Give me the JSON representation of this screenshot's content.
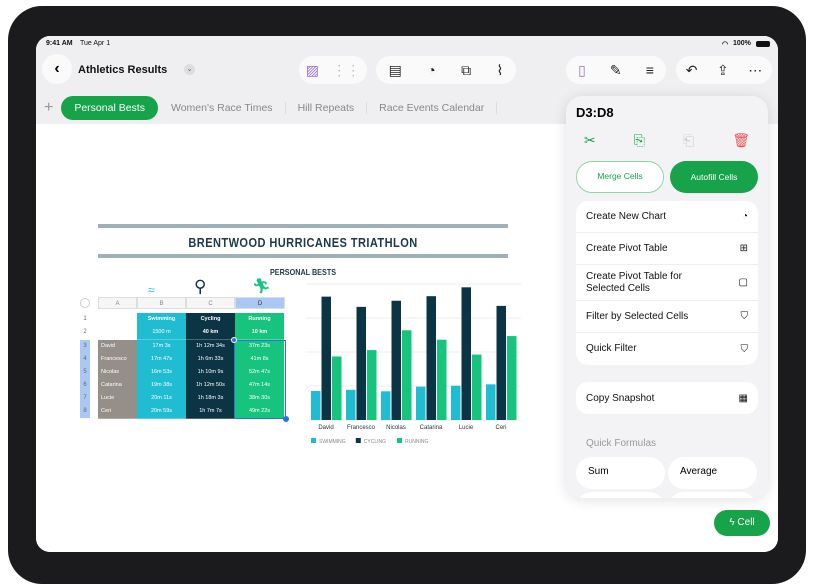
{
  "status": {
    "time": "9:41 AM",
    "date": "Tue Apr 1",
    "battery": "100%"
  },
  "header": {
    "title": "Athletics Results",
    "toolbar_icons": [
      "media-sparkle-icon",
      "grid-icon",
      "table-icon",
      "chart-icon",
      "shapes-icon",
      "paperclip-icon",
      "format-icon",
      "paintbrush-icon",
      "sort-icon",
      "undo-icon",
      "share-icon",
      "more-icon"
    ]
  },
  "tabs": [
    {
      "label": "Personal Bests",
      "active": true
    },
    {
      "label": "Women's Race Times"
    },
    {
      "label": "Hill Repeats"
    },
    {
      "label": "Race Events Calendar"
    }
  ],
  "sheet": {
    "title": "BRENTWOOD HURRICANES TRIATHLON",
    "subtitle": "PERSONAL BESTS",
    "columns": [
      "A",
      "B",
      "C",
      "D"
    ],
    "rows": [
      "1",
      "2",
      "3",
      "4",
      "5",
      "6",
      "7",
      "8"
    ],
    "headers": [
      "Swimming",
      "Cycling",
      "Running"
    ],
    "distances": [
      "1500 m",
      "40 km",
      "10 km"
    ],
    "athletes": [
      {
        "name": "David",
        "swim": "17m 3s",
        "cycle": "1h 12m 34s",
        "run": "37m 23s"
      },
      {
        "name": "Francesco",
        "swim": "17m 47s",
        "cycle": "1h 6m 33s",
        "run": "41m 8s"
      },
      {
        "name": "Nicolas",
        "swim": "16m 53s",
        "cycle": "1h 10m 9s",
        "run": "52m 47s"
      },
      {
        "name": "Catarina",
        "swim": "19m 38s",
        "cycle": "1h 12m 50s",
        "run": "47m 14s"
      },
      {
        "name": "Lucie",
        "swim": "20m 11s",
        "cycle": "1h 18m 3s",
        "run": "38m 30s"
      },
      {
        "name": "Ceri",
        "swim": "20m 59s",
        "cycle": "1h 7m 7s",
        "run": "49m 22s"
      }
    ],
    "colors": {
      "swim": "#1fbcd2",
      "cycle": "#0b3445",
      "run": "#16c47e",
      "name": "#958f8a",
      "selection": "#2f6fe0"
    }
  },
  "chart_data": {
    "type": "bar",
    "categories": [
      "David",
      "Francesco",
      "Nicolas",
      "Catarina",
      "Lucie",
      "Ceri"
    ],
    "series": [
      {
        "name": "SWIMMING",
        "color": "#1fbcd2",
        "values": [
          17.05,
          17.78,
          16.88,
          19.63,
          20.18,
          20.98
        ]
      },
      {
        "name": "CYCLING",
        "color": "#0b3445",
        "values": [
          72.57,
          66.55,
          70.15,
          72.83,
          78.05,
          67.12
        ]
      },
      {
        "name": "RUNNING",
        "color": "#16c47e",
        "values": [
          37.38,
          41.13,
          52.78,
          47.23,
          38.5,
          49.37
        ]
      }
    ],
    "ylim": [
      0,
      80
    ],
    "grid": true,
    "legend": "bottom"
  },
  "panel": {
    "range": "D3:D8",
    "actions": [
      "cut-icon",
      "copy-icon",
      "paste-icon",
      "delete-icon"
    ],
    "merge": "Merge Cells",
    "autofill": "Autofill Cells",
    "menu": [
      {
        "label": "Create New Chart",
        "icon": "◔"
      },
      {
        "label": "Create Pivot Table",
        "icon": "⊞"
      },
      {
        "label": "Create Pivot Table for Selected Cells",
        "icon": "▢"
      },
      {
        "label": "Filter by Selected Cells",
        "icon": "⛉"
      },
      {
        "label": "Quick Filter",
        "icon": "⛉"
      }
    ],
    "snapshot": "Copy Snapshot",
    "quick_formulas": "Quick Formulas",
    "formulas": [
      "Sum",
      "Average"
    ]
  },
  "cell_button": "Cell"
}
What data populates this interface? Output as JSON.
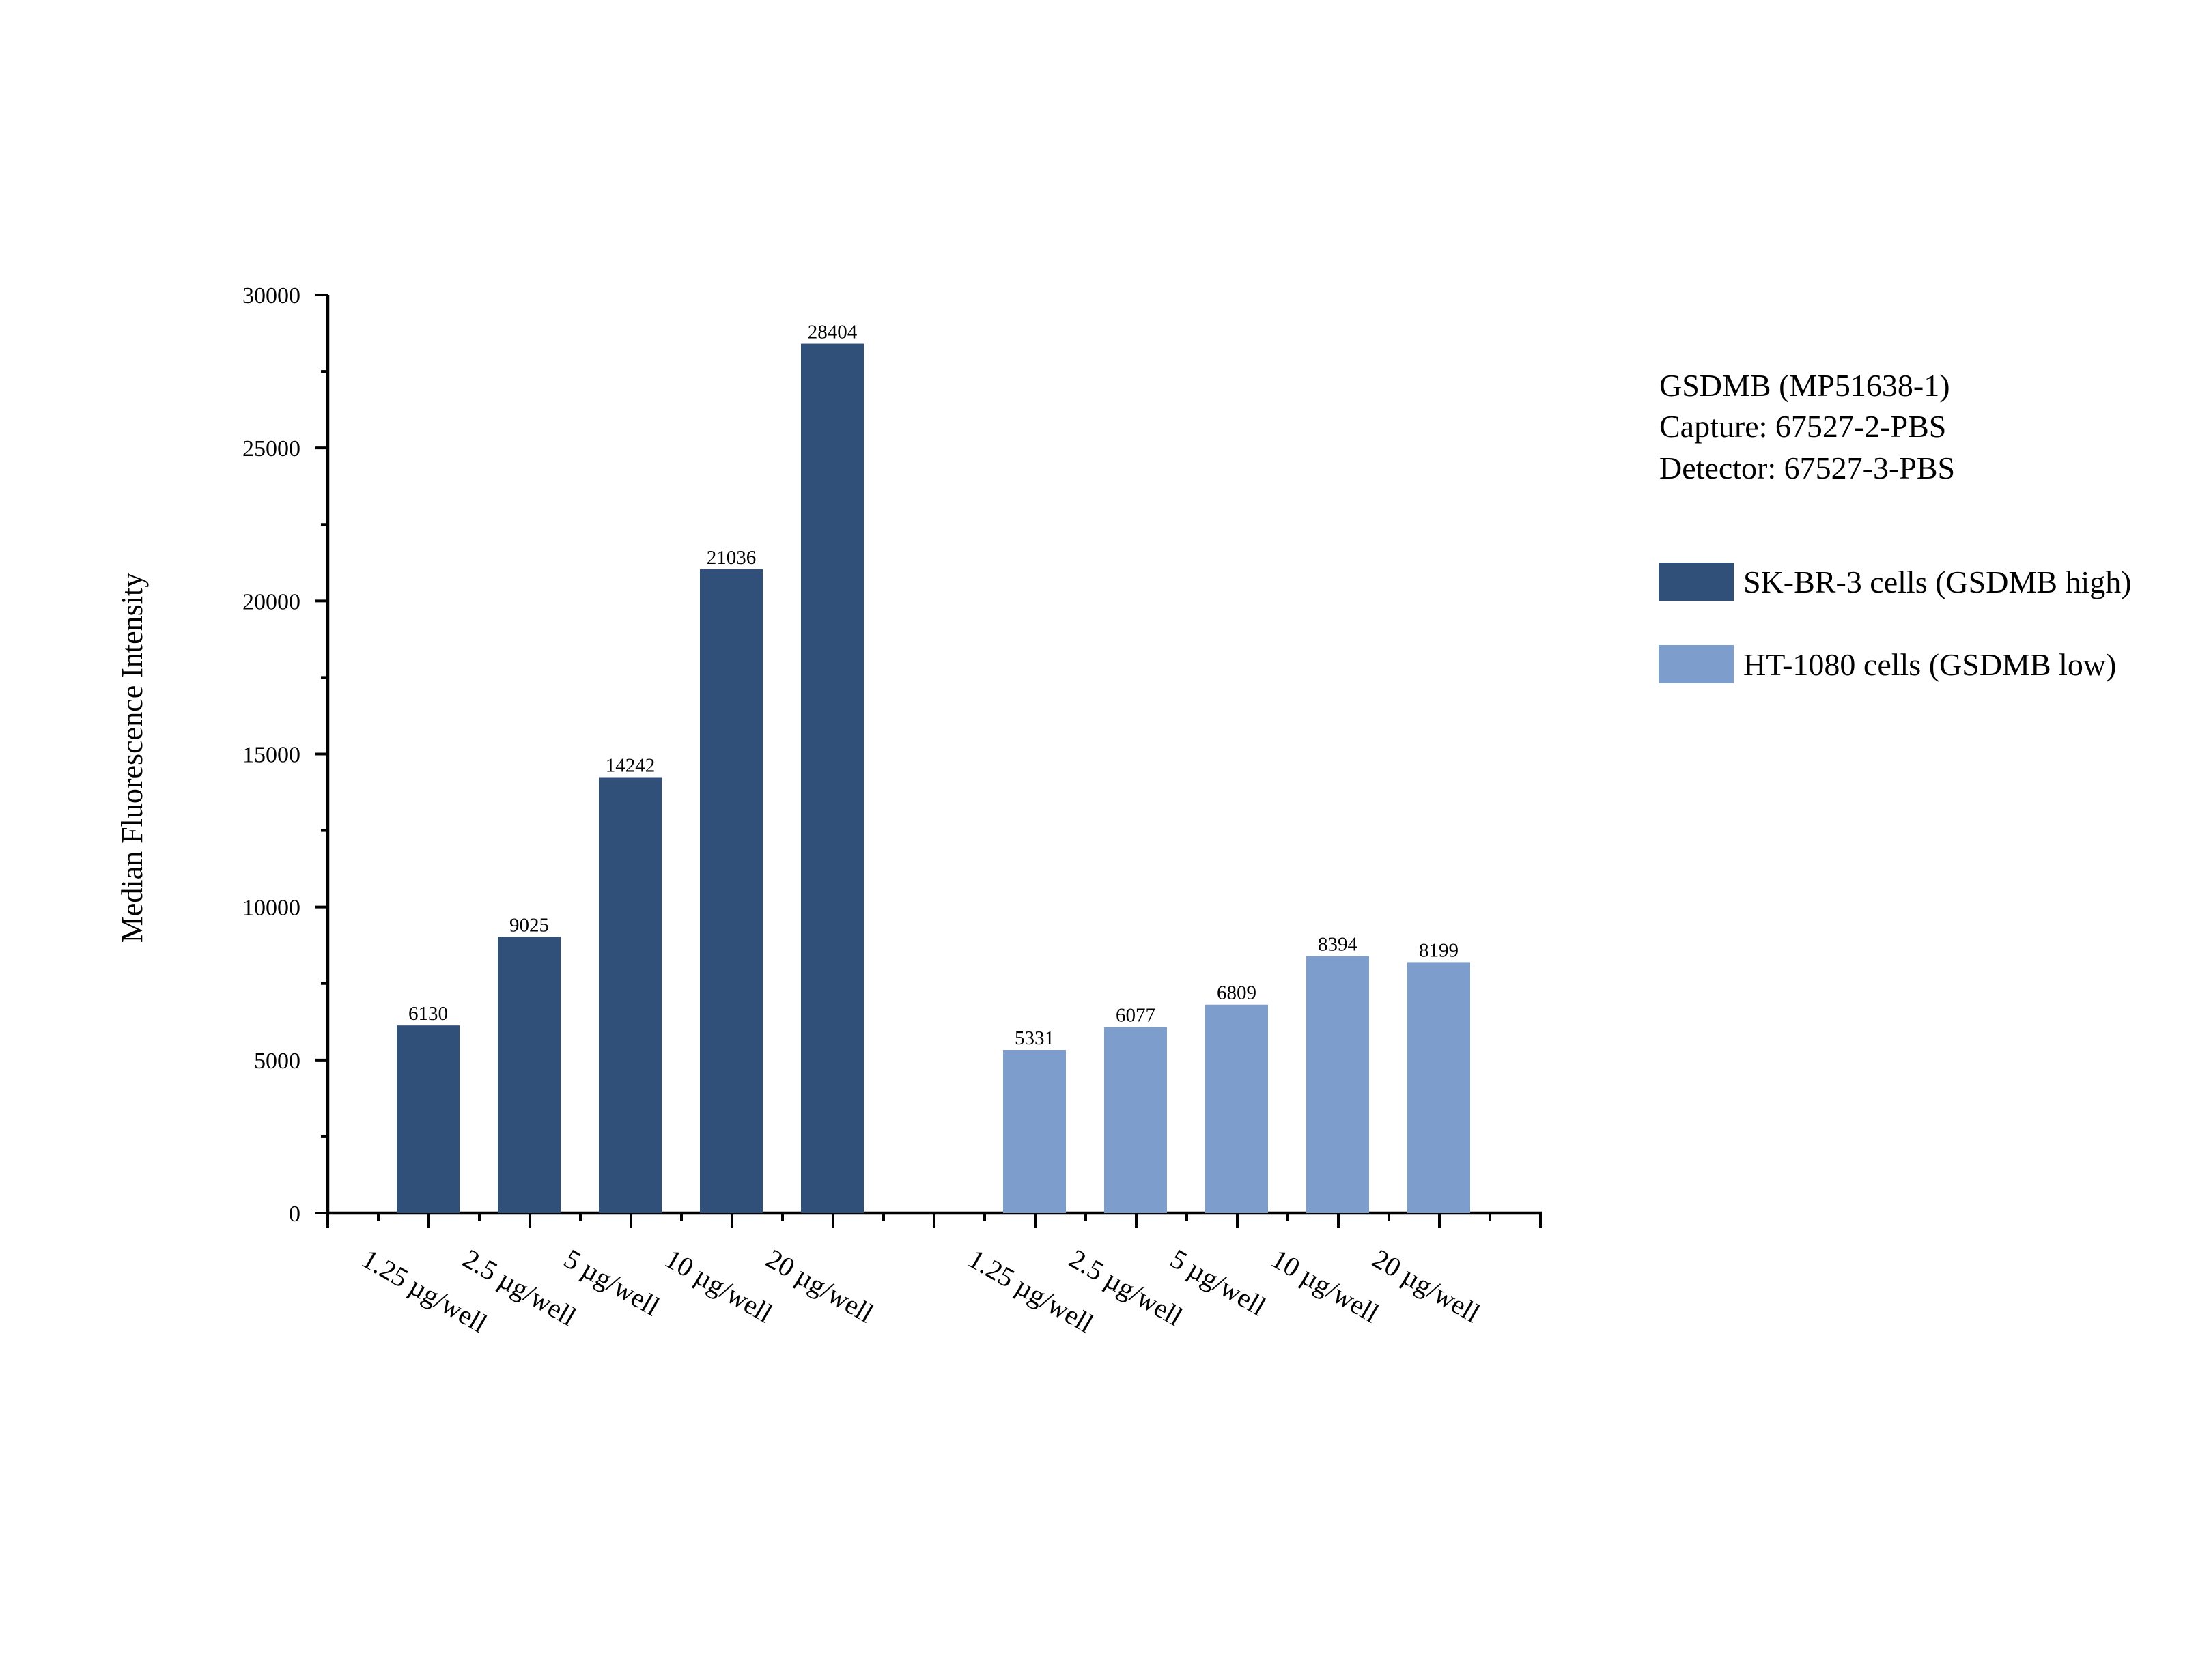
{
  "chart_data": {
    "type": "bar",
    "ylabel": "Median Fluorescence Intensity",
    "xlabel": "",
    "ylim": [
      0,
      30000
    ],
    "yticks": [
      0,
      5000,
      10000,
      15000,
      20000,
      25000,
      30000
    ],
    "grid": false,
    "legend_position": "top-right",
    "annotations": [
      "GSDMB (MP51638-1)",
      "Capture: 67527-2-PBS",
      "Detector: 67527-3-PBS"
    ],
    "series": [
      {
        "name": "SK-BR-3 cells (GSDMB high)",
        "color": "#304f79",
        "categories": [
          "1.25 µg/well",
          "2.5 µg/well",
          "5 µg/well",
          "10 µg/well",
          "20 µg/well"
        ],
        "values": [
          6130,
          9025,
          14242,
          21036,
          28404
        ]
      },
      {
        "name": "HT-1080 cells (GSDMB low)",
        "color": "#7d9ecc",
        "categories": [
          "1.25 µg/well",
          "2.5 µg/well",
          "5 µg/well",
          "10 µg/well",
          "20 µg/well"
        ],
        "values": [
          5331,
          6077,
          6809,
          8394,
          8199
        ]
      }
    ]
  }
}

___

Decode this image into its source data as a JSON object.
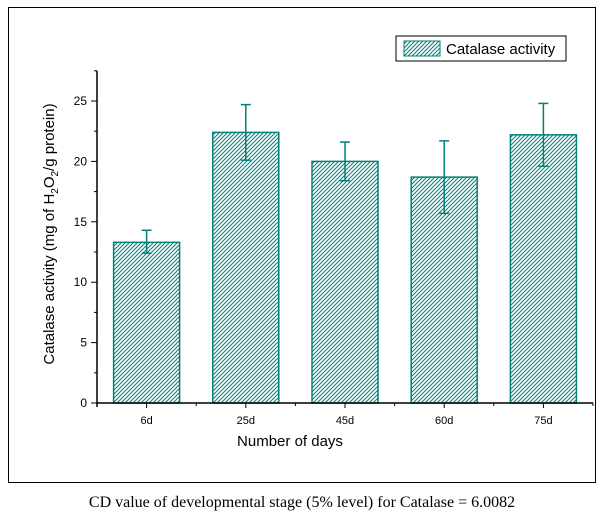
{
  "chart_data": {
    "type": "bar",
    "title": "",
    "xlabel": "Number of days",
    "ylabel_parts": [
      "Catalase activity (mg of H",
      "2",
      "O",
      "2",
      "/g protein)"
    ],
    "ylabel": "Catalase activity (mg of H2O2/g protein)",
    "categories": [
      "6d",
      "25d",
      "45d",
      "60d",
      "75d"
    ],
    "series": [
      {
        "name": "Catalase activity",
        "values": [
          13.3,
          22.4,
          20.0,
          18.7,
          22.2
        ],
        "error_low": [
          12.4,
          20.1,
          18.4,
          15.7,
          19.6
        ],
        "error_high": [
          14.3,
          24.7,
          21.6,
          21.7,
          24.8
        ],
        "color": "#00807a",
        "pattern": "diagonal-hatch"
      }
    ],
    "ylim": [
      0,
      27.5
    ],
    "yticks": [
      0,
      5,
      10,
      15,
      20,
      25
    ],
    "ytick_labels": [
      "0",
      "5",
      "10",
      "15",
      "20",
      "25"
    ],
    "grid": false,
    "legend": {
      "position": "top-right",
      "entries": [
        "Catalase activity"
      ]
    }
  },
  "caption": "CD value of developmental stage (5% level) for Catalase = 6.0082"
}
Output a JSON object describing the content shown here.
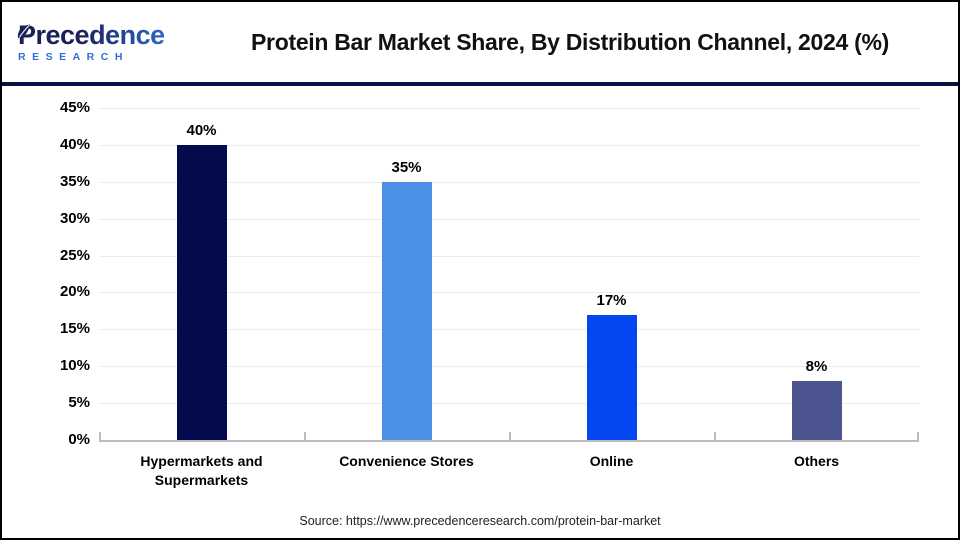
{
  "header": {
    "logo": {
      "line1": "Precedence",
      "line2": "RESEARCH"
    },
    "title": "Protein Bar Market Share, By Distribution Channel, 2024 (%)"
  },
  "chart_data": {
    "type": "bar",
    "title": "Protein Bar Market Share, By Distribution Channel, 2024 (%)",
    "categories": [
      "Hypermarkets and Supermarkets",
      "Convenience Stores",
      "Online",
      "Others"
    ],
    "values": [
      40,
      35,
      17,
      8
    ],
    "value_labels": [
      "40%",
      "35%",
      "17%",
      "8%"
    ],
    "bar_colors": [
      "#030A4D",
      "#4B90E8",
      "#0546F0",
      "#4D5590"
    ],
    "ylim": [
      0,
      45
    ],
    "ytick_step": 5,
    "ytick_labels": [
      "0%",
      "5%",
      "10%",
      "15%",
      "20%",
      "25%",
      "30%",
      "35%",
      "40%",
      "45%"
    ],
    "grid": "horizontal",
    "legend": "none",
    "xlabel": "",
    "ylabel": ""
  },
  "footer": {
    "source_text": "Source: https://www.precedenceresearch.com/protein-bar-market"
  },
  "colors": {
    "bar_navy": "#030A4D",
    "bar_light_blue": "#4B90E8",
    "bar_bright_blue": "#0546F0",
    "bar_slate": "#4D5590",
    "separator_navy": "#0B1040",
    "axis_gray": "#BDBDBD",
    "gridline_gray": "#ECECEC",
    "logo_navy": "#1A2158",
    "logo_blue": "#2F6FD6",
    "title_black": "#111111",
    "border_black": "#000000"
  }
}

___

● **What you have to do**:
Only a number belongs in the answer: the number of lines in the preceding data that hold "JSON".

● **Answer box**:
4